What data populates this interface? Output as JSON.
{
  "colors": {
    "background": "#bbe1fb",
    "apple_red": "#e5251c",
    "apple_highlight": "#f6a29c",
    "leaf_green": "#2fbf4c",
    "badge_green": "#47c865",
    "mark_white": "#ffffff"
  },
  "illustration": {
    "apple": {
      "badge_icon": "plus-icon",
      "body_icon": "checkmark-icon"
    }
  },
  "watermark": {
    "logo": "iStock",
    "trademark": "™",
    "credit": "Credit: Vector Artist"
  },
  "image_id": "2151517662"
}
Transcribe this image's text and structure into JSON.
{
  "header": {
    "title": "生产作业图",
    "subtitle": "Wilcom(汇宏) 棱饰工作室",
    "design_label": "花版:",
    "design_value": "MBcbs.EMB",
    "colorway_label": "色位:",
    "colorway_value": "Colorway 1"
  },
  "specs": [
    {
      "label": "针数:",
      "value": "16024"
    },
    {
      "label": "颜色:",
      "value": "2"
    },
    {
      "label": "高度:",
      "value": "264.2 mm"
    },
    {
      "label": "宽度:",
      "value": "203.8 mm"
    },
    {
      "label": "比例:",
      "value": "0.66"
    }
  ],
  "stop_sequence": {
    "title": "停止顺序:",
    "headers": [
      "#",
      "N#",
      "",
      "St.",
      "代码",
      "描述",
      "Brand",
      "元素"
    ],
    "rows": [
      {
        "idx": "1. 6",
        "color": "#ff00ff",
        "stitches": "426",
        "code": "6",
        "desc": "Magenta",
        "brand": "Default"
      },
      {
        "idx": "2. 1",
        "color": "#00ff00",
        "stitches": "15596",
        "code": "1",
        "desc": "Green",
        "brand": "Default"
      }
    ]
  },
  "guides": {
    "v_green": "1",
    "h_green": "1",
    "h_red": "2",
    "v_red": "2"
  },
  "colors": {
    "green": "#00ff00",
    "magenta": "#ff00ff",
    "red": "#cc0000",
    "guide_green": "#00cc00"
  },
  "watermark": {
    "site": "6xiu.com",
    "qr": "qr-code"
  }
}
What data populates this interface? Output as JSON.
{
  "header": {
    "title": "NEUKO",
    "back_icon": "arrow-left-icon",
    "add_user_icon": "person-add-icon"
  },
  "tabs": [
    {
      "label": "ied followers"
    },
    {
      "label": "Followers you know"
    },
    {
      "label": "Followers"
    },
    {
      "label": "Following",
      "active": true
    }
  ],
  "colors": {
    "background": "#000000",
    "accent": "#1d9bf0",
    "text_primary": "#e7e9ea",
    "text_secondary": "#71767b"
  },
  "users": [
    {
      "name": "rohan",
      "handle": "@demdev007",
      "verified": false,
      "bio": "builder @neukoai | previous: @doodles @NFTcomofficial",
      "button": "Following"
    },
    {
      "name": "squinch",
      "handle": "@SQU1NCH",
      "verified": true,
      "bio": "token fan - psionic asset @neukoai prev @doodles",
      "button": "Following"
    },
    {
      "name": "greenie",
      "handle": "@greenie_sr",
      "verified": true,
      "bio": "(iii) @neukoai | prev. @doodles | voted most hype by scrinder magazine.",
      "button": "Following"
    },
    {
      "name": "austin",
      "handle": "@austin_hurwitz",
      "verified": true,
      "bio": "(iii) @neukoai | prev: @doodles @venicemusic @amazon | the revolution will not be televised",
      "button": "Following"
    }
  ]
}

• • • •

■ **WHAT THIS TASK INVOLVES**: Write out the whole listing again, exactly as it stands.

■ **SOLUTION BELOW**:
What data populates this interface? Output as JSON.
{
  "colors": {
    "background": "#bbe1fb",
    "apple_red": "#e5251c",
    "apple_highlight": "#f6a29c",
    "leaf_green": "#2fbf4c",
    "badge_green": "#47c865",
    "mark_white": "#ffffff"
  },
  "illustration": {
    "apple": {
      "badge_icon": "plus-icon",
      "body_icon": "checkmark-icon"
    }
  },
  "watermark": {
    "logo": "iStock",
    "trademark": "™",
    "credit": "Credit: Vector Artist"
  },
  "image_id": "2151517662"
}
Transcribe this image's text and structure into JSON.
{
  "header": {
    "title": "生产作业图",
    "subtitle": "Wilcom(汇宏) 棱饰工作室",
    "design_label": "花版:",
    "design_value": "MBcbs.EMB",
    "colorway_label": "色位:",
    "colorway_value": "Colorway 1"
  },
  "specs": [
    {
      "label": "针数:",
      "value": "16024"
    },
    {
      "label": "颜色:",
      "value": "2"
    },
    {
      "label": "高度:",
      "value": "264.2 mm"
    },
    {
      "label": "宽度:",
      "value": "203.8 mm"
    },
    {
      "label": "比例:",
      "value": "0.66"
    }
  ],
  "stop_sequence": {
    "title": "停止顺序:",
    "headers": [
      "#",
      "N#",
      "",
      "St.",
      "代码",
      "描述",
      "Brand",
      "元素"
    ],
    "rows": [
      {
        "idx": "1. 6",
        "color": "#ff00ff",
        "stitches": "426",
        "code": "6",
        "desc": "Magenta",
        "brand": "Default"
      },
      {
        "idx": "2. 1",
        "color": "#00ff00",
        "stitches": "15596",
        "code": "1",
        "desc": "Green",
        "brand": "Default"
      }
    ]
  },
  "guides": {
    "v_green": "1",
    "h_green": "1",
    "h_red": "2",
    "v_red": "2"
  },
  "colors": {
    "green": "#00ff00",
    "magenta": "#ff00ff",
    "red": "#cc0000",
    "guide_green": "#00cc00"
  },
  "watermark": {
    "site": "6xiu.com",
    "qr": "qr-code"
  }
}
What data populates this interface? Output as JSON.
{
  "header": {
    "title": "NEUKO",
    "back_icon": "arrow-left-icon",
    "add_user_icon": "person-add-icon"
  },
  "tabs": [
    {
      "label": "ied followers"
    },
    {
      "label": "Followers you know"
    },
    {
      "label": "Followers"
    },
    {
      "label": "Following",
      "active": true
    }
  ],
  "colors": {
    "background": "#000000",
    "accent": "#1d9bf0",
    "text_primary": "#e7e9ea",
    "text_secondary": "#71767b"
  },
  "users": [
    {
      "name": "rohan",
      "handle": "@demdev007",
      "verified": false,
      "bio": "builder @neukoai | previous: @doodles @NFTcomofficial",
      "button": "Following"
    },
    {
      "name": "squinch",
      "handle": "@SQU1NCH",
      "verified": true,
      "bio": "token fan - psionic asset @neukoai prev @doodles",
      "button": "Following"
    },
    {
      "name": "greenie",
      "handle": "@greenie_sr",
      "verified": true,
      "bio": "(iii) @neukoai | prev. @doodles | voted most hype by scrinder magazine.",
      "button": "Following"
    },
    {
      "name": "austin",
      "handle": "@austin_hurwitz",
      "verified": true,
      "bio": "(iii) @neukoai | prev: @doodles @venicemusic @amazon | the revolution will not be televised",
      "button": "Following"
    }
  ]
}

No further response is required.